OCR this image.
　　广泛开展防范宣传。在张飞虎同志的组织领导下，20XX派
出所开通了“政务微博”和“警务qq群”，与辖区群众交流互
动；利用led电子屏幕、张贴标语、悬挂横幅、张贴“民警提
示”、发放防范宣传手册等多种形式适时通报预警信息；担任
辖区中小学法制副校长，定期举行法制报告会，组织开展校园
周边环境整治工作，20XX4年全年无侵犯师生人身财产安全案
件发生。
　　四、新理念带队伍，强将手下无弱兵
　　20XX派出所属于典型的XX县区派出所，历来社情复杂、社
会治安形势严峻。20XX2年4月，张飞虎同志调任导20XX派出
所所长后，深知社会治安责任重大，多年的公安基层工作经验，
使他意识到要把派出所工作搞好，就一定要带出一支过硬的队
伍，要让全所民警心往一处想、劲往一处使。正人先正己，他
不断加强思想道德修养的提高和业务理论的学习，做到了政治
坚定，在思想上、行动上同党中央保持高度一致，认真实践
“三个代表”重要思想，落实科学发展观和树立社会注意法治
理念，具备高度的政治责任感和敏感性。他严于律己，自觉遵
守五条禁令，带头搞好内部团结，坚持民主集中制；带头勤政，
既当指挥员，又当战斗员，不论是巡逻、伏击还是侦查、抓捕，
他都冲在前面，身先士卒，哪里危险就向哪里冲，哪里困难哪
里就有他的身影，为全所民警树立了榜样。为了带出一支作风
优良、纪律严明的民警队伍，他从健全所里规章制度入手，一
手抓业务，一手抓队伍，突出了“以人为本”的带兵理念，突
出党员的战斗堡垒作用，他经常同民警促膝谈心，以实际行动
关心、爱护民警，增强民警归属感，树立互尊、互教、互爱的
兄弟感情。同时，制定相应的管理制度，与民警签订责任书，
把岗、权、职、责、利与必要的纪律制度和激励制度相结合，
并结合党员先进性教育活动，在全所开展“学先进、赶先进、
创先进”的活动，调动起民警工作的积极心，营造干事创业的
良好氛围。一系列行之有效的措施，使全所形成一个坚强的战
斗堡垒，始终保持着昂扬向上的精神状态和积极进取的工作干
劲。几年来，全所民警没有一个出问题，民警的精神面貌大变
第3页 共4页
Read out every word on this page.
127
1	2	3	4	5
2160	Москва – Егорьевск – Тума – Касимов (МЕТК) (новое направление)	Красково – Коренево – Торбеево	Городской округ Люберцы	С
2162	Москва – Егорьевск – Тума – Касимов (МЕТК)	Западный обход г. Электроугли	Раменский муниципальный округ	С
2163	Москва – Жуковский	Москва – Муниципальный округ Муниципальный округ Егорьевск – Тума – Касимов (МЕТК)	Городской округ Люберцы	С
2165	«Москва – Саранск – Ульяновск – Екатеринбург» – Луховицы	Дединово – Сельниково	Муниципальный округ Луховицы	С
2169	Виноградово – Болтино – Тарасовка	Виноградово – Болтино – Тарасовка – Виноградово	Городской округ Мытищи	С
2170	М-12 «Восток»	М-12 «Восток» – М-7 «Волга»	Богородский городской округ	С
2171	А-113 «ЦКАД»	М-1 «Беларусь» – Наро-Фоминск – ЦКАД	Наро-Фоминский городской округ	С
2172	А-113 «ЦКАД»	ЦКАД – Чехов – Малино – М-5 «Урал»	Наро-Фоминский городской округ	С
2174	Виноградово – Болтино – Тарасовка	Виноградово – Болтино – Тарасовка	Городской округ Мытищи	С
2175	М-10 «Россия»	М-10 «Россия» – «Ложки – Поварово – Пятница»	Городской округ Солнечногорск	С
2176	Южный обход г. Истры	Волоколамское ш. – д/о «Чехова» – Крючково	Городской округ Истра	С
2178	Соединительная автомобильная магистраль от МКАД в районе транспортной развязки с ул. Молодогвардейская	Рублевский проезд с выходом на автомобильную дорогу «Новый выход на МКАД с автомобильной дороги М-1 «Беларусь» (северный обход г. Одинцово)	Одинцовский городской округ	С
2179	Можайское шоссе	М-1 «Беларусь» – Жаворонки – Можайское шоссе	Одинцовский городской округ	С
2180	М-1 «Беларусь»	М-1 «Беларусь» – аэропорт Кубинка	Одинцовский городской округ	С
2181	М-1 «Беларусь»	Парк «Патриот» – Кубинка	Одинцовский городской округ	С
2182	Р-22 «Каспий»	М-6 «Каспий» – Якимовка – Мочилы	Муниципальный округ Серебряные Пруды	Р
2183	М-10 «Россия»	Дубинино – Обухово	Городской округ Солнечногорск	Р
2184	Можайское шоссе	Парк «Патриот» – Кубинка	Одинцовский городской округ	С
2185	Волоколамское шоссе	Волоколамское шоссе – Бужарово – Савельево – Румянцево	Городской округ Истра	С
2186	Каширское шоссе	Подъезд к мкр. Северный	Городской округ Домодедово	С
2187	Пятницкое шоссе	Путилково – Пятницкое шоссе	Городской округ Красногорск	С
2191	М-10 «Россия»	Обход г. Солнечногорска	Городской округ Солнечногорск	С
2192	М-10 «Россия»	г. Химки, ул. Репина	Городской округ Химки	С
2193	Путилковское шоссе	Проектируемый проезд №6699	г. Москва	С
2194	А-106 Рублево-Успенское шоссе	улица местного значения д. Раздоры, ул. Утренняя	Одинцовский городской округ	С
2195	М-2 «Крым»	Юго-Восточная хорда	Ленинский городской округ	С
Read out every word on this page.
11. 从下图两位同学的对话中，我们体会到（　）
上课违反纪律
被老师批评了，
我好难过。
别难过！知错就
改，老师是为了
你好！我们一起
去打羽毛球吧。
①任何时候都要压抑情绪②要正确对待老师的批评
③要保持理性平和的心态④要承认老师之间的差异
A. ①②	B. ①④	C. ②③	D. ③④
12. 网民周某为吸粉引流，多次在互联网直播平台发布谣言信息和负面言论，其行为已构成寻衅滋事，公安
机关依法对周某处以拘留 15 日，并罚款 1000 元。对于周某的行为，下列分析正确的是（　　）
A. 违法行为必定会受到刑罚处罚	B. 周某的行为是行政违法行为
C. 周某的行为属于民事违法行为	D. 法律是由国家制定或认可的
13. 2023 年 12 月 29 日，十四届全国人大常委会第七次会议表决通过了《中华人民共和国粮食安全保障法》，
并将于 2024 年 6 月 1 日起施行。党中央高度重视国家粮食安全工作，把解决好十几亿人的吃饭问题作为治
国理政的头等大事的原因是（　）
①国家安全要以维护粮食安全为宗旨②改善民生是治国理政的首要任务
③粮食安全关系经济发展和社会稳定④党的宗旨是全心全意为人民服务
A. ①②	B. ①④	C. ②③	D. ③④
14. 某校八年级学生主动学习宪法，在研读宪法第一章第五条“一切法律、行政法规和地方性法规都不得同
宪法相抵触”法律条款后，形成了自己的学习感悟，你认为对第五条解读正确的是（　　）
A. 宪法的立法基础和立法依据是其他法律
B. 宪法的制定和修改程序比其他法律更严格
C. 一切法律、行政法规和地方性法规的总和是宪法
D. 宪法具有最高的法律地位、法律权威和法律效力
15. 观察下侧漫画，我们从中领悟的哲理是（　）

WHAT THE TASK ASKS
From the records above, extract each line exactly as shown.

TASK ANSWER
OCR this image.
　　广泛开展防范宣传。在张飞虎同志的组织领导下，20XX派
出所开通了“政务微博”和“警务qq群”，与辖区群众交流互
动；利用led电子屏幕、张贴标语、悬挂横幅、张贴“民警提
示”、发放防范宣传手册等多种形式适时通报预警信息；担任
辖区中小学法制副校长，定期举行法制报告会，组织开展校园
周边环境整治工作，20XX4年全年无侵犯师生人身财产安全案
件发生。
　　四、新理念带队伍，强将手下无弱兵
　　20XX派出所属于典型的XX县区派出所，历来社情复杂、社
会治安形势严峻。20XX2年4月，张飞虎同志调任导20XX派出
所所长后，深知社会治安责任重大，多年的公安基层工作经验，
使他意识到要把派出所工作搞好，就一定要带出一支过硬的队
伍，要让全所民警心往一处想、劲往一处使。正人先正己，他
不断加强思想道德修养的提高和业务理论的学习，做到了政治
坚定，在思想上、行动上同党中央保持高度一致，认真实践
“三个代表”重要思想，落实科学发展观和树立社会注意法治
理念，具备高度的政治责任感和敏感性。他严于律己，自觉遵
守五条禁令，带头搞好内部团结，坚持民主集中制；带头勤政，
既当指挥员，又当战斗员，不论是巡逻、伏击还是侦查、抓捕，
他都冲在前面，身先士卒，哪里危险就向哪里冲，哪里困难哪
里就有他的身影，为全所民警树立了榜样。为了带出一支作风
优良、纪律严明的民警队伍，他从健全所里规章制度入手，一
手抓业务，一手抓队伍，突出了“以人为本”的带兵理念，突
出党员的战斗堡垒作用，他经常同民警促膝谈心，以实际行动
关心、爱护民警，增强民警归属感，树立互尊、互教、互爱的
兄弟感情。同时，制定相应的管理制度，与民警签订责任书，
把岗、权、职、责、利与必要的纪律制度和激励制度相结合，
并结合党员先进性教育活动，在全所开展“学先进、赶先进、
创先进”的活动，调动起民警工作的积极心，营造干事创业的
良好氛围。一系列行之有效的措施，使全所形成一个坚强的战
斗堡垒，始终保持着昂扬向上的精神状态和积极进取的工作干
劲。几年来，全所民警没有一个出问题，民警的精神面貌大变
第3页 共4页
Read out every word on this page.
127
1	2	3	4	5
2160	Москва – Егорьевск – Тума – Касимов (МЕТК) (новое направление)	Красково – Коренево – Торбеево	Городской округ Люберцы	С
2162	Москва – Егорьевск – Тума – Касимов (МЕТК)	Западный обход г. Электроугли	Раменский муниципальный округ	С
2163	Москва – Жуковский	Москва – Муниципальный округ Муниципальный округ Егорьевск – Тума – Касимов (МЕТК)	Городской округ Люберцы	С
2165	«Москва – Саранск – Ульяновск – Екатеринбург» – Луховицы	Дединово – Сельниково	Муниципальный округ Луховицы	С
2169	Виноградово – Болтино – Тарасовка	Виноградово – Болтино – Тарасовка – Виноградово	Городской округ Мытищи	С
2170	М-12 «Восток»	М-12 «Восток» – М-7 «Волга»	Богородский городской округ	С
2171	А-113 «ЦКАД»	М-1 «Беларусь» – Наро-Фоминск – ЦКАД	Наро-Фоминский городской округ	С
2172	А-113 «ЦКАД»	ЦКАД – Чехов – Малино – М-5 «Урал»	Наро-Фоминский городской округ	С
2174	Виноградово – Болтино – Тарасовка	Виноградово – Болтино – Тарасовка	Городской округ Мытищи	С
2175	М-10 «Россия»	М-10 «Россия» – «Ложки – Поварово – Пятница»	Городской округ Солнечногорск	С
2176	Южный обход г. Истры	Волоколамское ш. – д/о «Чехова» – Крючково	Городской округ Истра	С
2178	Соединительная автомобильная магистраль от МКАД в районе транспортной развязки с ул. Молодогвардейская	Рублевский проезд с выходом на автомобильную дорогу «Новый выход на МКАД с автомобильной дороги М-1 «Беларусь» (северный обход г. Одинцово)	Одинцовский городской округ	С
2179	Можайское шоссе	М-1 «Беларусь» – Жаворонки – Можайское шоссе	Одинцовский городской округ	С
2180	М-1 «Беларусь»	М-1 «Беларусь» – аэропорт Кубинка	Одинцовский городской округ	С
2181	М-1 «Беларусь»	Парк «Патриот» – Кубинка	Одинцовский городской округ	С
2182	Р-22 «Каспий»	М-6 «Каспий» – Якимовка – Мочилы	Муниципальный округ Серебряные Пруды	Р
2183	М-10 «Россия»	Дубинино – Обухово	Городской округ Солнечногорск	Р
2184	Можайское шоссе	Парк «Патриот» – Кубинка	Одинцовский городской округ	С
2185	Волоколамское шоссе	Волоколамское шоссе – Бужарово – Савельево – Румянцево	Городской округ Истра	С
2186	Каширское шоссе	Подъезд к мкр. Северный	Городской округ Домодедово	С
2187	Пятницкое шоссе	Путилково – Пятницкое шоссе	Городской округ Красногорск	С
2191	М-10 «Россия»	Обход г. Солнечногорска	Городской округ Солнечногорск	С
2192	М-10 «Россия»	г. Химки, ул. Репина	Городской округ Химки	С
2193	Путилковское шоссе	Проектируемый проезд №6699	г. Москва	С
2194	А-106 Рублево-Успенское шоссе	улица местного значения д. Раздоры, ул. Утренняя	Одинцовский городской округ	С
2195	М-2 «Крым»	Юго-Восточная хорда	Ленинский городской округ	С
Read out every word on this page.
11. 从下图两位同学的对话中，我们体会到（　）
上课违反纪律
被老师批评了，
我好难过。
别难过！知错就
改，老师是为了
你好！我们一起
去打羽毛球吧。
①任何时候都要压抑情绪②要正确对待老师的批评
③要保持理性平和的心态④要承认老师之间的差异
A. ①②	B. ①④	C. ②③	D. ③④
12. 网民周某为吸粉引流，多次在互联网直播平台发布谣言信息和负面言论，其行为已构成寻衅滋事，公安
机关依法对周某处以拘留 15 日，并罚款 1000 元。对于周某的行为，下列分析正确的是（　　）
A. 违法行为必定会受到刑罚处罚	B. 周某的行为是行政违法行为
C. 周某的行为属于民事违法行为	D. 法律是由国家制定或认可的
13. 2023 年 12 月 29 日，十四届全国人大常委会第七次会议表决通过了《中华人民共和国粮食安全保障法》，
并将于 2024 年 6 月 1 日起施行。党中央高度重视国家粮食安全工作，把解决好十几亿人的吃饭问题作为治
国理政的头等大事的原因是（　）
①国家安全要以维护粮食安全为宗旨②改善民生是治国理政的首要任务
③粮食安全关系经济发展和社会稳定④党的宗旨是全心全意为人民服务
A. ①②	B. ①④	C. ②③	D. ③④
14. 某校八年级学生主动学习宪法，在研读宪法第一章第五条“一切法律、行政法规和地方性法规都不得同
宪法相抵触”法律条款后，形成了自己的学习感悟，你认为对第五条解读正确的是（　　）
A. 宪法的立法基础和立法依据是其他法律
B. 宪法的制定和修改程序比其他法律更严格
C. 一切法律、行政法规和地方性法规的总和是宪法
D. 宪法具有最高的法律地位、法律权威和法律效力
15. 观察下侧漫画，我们从中领悟的哲理是（　）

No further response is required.